Objective >> Gather all lines containing the string "color" and copy them out.

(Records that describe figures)
-- BEGIN --

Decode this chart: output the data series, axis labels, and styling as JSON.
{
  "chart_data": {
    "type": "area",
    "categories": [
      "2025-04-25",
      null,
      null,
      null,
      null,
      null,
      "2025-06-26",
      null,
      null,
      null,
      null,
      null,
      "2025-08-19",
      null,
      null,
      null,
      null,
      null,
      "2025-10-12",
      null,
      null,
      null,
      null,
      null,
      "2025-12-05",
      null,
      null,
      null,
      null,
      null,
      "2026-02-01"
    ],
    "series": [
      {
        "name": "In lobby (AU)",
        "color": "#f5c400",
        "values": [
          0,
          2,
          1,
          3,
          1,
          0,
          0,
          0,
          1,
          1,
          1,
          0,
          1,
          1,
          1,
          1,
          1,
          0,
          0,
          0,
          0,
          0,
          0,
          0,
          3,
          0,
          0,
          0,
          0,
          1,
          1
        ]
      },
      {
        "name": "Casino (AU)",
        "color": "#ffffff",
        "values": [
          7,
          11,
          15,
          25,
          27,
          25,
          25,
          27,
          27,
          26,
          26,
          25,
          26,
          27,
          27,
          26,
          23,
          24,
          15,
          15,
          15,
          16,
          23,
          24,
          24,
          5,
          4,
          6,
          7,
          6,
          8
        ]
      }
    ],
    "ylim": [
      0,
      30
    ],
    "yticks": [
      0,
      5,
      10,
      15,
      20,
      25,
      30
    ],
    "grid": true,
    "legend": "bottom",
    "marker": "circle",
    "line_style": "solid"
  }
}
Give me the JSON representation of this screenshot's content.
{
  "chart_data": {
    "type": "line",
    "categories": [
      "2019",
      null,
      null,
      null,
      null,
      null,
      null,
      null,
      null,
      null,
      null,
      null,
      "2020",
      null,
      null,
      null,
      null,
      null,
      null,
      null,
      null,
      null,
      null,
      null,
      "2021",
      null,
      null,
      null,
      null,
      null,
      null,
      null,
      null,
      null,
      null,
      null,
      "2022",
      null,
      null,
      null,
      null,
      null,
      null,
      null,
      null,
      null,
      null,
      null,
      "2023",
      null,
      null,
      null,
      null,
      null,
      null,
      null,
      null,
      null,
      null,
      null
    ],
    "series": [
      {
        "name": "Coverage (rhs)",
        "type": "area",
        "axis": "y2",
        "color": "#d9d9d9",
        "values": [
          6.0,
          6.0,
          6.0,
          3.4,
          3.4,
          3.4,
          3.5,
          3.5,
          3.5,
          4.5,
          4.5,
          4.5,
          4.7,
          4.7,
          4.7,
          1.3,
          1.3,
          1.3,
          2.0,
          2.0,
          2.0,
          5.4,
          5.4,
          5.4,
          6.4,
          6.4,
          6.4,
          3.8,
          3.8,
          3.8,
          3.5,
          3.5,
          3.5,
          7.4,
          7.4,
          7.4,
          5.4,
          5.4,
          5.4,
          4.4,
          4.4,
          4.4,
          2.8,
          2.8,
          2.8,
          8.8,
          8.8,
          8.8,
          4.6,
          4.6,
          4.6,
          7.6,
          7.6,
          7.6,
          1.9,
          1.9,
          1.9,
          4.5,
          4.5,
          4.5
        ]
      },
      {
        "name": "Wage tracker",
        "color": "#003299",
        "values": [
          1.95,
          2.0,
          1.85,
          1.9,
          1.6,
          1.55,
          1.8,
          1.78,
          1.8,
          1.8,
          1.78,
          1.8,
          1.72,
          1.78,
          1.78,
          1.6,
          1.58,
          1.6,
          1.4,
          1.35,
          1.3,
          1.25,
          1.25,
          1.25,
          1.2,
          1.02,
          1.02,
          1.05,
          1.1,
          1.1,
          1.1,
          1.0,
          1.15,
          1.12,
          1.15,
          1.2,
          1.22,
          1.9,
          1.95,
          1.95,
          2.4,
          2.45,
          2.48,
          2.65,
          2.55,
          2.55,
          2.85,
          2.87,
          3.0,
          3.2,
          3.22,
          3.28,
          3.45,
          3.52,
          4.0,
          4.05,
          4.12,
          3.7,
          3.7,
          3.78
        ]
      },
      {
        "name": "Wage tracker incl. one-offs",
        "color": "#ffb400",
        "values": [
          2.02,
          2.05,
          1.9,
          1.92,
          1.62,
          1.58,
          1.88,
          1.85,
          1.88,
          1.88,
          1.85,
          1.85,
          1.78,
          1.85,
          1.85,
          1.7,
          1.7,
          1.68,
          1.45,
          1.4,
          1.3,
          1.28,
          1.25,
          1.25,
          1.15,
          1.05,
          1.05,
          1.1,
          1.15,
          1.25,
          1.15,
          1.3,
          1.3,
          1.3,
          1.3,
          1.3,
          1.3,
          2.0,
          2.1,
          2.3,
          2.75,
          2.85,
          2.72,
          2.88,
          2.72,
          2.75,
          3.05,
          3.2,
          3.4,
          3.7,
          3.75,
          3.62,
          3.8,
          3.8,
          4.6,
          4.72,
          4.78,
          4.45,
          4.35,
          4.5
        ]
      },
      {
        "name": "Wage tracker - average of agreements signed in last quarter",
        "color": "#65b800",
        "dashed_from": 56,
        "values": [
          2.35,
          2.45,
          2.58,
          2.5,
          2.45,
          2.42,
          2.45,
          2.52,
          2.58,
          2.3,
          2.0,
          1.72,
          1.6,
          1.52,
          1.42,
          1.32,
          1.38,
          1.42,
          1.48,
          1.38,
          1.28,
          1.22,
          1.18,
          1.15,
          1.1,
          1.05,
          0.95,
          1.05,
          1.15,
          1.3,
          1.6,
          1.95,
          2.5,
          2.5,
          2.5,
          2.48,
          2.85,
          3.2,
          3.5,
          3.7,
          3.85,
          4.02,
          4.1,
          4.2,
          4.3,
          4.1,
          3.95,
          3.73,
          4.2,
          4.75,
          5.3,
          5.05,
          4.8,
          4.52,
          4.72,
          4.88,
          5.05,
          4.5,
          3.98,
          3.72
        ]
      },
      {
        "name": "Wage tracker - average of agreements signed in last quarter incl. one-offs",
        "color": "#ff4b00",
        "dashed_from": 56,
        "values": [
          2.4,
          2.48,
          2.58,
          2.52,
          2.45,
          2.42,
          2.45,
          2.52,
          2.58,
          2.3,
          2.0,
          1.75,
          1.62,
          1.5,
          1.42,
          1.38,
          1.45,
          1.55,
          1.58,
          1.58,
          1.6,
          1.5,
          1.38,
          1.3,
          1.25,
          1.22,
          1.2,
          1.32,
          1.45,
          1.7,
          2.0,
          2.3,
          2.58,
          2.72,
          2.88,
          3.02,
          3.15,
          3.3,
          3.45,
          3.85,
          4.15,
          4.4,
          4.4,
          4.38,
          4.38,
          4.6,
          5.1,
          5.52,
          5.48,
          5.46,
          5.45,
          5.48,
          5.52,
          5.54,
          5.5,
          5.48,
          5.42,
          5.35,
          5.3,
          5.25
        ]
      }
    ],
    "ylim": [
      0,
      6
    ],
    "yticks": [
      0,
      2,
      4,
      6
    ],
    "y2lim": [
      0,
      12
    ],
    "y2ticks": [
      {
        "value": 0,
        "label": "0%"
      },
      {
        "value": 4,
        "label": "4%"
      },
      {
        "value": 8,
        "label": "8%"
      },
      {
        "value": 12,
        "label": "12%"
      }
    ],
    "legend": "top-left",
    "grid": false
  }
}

-- END --

Output of the exercise >>
        "color": "#f5c400",
        "color": "#ffffff",
        "color": "#d9d9d9",
        "color": "#003299",
        "color": "#ffb400",
        "color": "#65b800",
        "color": "#ff4b00",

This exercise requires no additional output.